- _Problem to work on_
Please rewrite the data below as a numbered list, everything from the first line down to the line containing "- y-tick-label: 35%: [43, 103, 67, 117]", skipping any blank lines.

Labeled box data

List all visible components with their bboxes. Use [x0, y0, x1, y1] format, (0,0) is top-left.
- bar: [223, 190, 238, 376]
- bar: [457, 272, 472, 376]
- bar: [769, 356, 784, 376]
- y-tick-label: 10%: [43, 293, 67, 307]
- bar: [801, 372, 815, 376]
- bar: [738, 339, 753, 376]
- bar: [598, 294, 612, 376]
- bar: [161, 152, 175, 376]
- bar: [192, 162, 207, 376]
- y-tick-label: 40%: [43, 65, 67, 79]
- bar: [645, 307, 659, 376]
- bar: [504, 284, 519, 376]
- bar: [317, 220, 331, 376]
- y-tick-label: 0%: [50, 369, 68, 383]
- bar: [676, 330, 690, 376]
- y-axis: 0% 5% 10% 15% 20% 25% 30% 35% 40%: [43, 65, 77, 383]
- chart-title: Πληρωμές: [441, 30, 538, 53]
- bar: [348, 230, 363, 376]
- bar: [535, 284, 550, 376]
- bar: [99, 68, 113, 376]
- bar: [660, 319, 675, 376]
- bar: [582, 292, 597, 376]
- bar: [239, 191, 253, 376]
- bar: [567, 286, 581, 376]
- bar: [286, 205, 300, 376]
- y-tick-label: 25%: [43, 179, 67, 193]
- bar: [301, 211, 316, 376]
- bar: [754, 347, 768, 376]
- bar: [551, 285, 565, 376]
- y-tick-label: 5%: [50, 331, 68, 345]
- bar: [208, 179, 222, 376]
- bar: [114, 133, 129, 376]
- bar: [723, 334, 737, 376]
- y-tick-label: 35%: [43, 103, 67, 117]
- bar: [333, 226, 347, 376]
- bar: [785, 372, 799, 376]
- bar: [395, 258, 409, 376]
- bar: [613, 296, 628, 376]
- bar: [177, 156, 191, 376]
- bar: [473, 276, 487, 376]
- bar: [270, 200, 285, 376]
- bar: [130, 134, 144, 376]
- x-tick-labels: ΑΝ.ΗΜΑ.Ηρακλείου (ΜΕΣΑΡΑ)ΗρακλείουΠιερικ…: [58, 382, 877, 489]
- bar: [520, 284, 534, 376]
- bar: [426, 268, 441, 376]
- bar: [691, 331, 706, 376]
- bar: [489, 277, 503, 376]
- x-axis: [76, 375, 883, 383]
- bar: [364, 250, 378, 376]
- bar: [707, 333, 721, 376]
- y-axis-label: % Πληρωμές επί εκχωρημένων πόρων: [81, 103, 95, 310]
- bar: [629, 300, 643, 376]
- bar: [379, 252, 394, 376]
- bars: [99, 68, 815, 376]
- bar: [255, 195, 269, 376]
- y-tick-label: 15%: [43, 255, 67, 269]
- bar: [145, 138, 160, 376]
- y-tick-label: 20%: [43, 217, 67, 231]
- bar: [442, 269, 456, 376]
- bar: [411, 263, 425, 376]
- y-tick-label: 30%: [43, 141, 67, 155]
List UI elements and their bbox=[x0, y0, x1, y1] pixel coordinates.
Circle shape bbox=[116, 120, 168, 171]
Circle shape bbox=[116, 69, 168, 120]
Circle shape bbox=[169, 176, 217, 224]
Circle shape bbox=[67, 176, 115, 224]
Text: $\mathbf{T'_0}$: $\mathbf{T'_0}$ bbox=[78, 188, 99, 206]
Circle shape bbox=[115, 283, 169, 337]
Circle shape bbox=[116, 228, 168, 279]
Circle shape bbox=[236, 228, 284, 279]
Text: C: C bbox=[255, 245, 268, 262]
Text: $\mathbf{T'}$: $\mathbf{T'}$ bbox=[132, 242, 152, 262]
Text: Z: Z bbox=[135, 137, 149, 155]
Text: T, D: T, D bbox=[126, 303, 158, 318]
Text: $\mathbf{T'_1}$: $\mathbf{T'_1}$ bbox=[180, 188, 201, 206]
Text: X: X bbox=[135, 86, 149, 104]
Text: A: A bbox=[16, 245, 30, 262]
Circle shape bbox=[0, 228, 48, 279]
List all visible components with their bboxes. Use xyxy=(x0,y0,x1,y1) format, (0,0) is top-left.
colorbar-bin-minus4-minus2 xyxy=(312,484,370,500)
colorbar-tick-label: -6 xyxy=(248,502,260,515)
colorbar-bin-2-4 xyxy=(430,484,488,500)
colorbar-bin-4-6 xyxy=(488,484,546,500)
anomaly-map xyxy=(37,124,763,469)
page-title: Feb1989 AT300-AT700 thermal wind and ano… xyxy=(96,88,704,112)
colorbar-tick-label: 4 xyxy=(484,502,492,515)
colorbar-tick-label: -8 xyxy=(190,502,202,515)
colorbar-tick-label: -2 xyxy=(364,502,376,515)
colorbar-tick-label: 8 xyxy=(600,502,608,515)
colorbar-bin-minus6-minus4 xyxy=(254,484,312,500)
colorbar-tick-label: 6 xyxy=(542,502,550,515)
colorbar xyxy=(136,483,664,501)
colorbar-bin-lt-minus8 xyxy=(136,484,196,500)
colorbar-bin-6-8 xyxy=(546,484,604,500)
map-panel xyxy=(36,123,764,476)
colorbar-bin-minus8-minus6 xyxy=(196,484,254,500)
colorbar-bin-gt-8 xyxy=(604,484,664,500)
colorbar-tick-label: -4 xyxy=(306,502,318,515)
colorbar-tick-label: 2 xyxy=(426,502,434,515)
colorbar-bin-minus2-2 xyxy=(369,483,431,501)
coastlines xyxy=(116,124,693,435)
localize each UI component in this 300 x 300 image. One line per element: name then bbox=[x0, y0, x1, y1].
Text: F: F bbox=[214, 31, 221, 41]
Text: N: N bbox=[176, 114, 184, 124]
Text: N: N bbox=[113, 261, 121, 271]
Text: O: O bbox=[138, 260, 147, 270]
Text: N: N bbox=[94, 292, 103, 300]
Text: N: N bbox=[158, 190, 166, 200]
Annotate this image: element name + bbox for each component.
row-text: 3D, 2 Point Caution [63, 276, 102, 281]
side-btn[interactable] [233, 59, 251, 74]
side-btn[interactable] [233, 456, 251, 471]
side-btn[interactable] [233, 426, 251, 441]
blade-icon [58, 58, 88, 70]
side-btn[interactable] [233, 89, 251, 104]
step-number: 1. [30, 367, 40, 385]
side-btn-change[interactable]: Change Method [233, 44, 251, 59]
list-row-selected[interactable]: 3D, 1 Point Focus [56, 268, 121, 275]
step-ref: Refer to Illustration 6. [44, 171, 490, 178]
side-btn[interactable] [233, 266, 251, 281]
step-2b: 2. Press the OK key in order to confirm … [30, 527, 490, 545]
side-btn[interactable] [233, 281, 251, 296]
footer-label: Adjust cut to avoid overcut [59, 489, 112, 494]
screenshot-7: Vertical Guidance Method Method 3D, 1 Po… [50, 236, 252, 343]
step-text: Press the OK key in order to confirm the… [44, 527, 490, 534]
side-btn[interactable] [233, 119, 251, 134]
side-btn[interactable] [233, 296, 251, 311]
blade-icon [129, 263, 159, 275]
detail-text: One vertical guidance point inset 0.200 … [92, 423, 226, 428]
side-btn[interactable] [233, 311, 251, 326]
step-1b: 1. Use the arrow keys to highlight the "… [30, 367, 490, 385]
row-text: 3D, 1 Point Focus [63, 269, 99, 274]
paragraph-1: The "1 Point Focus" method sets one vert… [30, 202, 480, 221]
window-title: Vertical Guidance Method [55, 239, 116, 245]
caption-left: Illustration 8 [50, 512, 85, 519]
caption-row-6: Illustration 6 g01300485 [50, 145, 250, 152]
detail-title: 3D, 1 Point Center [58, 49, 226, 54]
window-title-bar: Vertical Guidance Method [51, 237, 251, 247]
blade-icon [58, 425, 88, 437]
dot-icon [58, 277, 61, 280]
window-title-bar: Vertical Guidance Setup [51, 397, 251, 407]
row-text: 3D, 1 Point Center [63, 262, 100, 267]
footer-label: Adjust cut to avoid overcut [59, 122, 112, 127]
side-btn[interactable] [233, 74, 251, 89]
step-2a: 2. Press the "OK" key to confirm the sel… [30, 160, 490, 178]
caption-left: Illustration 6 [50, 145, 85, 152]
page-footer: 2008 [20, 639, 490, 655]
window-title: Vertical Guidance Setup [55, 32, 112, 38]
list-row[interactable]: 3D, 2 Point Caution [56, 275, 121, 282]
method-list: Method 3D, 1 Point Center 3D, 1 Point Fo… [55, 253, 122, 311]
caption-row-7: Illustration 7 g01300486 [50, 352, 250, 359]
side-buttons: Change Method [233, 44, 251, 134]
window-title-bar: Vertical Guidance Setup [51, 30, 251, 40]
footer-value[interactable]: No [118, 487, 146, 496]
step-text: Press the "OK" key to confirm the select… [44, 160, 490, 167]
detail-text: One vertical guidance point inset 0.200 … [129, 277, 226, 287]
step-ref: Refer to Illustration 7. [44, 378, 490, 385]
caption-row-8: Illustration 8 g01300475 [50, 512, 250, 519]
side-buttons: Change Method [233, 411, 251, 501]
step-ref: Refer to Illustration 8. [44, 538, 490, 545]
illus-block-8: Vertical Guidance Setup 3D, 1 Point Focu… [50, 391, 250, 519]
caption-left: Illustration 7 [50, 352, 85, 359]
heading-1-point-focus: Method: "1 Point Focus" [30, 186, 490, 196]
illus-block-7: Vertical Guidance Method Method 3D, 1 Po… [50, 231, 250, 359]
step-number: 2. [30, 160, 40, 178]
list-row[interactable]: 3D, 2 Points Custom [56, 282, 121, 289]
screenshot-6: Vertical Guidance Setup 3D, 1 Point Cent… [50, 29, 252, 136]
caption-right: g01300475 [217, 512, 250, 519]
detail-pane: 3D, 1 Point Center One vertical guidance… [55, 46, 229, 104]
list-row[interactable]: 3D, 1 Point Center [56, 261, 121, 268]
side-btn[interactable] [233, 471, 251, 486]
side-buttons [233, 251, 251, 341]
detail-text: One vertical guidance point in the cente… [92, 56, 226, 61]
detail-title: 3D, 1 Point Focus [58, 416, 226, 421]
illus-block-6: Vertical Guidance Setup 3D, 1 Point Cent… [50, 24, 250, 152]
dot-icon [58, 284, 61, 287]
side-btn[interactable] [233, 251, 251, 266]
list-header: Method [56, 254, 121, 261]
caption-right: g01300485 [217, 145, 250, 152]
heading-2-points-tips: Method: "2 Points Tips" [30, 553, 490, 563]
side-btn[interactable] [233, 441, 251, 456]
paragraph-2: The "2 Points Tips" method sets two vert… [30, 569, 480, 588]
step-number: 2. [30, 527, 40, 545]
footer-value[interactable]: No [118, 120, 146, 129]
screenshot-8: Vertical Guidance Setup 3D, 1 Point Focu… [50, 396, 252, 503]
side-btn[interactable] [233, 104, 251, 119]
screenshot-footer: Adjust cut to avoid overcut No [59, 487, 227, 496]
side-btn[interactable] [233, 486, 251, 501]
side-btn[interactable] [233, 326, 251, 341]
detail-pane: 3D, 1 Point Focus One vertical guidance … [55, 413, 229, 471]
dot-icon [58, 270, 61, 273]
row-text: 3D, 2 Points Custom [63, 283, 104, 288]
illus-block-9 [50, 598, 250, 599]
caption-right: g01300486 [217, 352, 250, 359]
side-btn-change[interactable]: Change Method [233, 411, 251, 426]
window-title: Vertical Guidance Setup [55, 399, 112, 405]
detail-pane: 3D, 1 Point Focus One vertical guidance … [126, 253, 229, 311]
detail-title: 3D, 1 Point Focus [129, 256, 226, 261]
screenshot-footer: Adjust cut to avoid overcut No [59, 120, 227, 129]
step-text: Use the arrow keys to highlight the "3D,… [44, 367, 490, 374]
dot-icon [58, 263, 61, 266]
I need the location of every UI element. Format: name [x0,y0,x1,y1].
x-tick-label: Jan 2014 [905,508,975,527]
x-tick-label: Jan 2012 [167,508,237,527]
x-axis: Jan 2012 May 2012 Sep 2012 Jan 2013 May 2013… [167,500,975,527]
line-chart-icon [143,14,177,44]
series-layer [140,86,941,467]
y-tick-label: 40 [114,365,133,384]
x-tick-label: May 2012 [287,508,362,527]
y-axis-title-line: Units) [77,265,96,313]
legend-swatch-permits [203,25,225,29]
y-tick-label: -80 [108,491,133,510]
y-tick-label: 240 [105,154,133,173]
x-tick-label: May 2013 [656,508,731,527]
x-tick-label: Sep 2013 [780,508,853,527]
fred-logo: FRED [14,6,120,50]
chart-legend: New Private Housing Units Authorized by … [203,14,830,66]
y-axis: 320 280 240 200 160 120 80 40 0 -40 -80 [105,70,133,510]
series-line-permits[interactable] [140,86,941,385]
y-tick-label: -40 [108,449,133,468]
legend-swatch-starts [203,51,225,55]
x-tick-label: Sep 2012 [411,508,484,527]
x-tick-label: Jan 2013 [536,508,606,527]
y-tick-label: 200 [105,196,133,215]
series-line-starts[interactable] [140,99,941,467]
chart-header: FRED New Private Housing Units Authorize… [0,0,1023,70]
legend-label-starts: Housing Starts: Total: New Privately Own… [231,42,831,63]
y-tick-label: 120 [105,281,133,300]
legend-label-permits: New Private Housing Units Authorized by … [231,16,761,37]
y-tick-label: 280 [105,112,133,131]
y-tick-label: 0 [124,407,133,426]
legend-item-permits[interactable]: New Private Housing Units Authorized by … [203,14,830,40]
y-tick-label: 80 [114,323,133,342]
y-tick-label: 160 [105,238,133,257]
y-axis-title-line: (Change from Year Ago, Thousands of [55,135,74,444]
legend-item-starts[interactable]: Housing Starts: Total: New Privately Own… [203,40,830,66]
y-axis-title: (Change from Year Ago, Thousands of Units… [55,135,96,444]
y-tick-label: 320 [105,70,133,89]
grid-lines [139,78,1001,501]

- _Exercise solution_
1. List all visible components with their bboxes. Use [x0, y0, x1, y1] format, (0,0) is top-left.
2. - bar: [223, 190, 238, 376]
3. - bar: [457, 272, 472, 376]
4. - bar: [769, 356, 784, 376]
5. - y-tick-label: 10%: [43, 293, 67, 307]
6. - bar: [801, 372, 815, 376]
7. - bar: [738, 339, 753, 376]
8. - bar: [598, 294, 612, 376]
9. - bar: [161, 152, 175, 376]
10. - bar: [192, 162, 207, 376]
11. - y-tick-label: 40%: [43, 65, 67, 79]
12. - bar: [645, 307, 659, 376]
13. - bar: [504, 284, 519, 376]
14. - bar: [317, 220, 331, 376]
15. - y-tick-label: 0%: [50, 369, 68, 383]
16. - bar: [676, 330, 690, 376]
17. - y-axis: 0% 5% 10% 15% 20% 25% 30% 35% 40%: [43, 65, 77, 383]
18. - chart-title: Πληρωμές: [441, 30, 538, 53]
19. - bar: [348, 230, 363, 376]
20. - bar: [535, 284, 550, 376]
21. - bar: [99, 68, 113, 376]
22. - bar: [660, 319, 675, 376]
23. - bar: [582, 292, 597, 376]
24. - bar: [239, 191, 253, 376]
25. - bar: [567, 286, 581, 376]
26. - bar: [286, 205, 300, 376]
27. - y-tick-label: 25%: [43, 179, 67, 193]
28. - bar: [301, 211, 316, 376]
29. - bar: [754, 347, 768, 376]
30. - bar: [551, 285, 565, 376]
31. - y-tick-label: 5%: [50, 331, 68, 345]
32. - bar: [208, 179, 222, 376]
33. - bar: [114, 133, 129, 376]
34. - bar: [723, 334, 737, 376]
35. - y-tick-label: 35%: [43, 103, 67, 117]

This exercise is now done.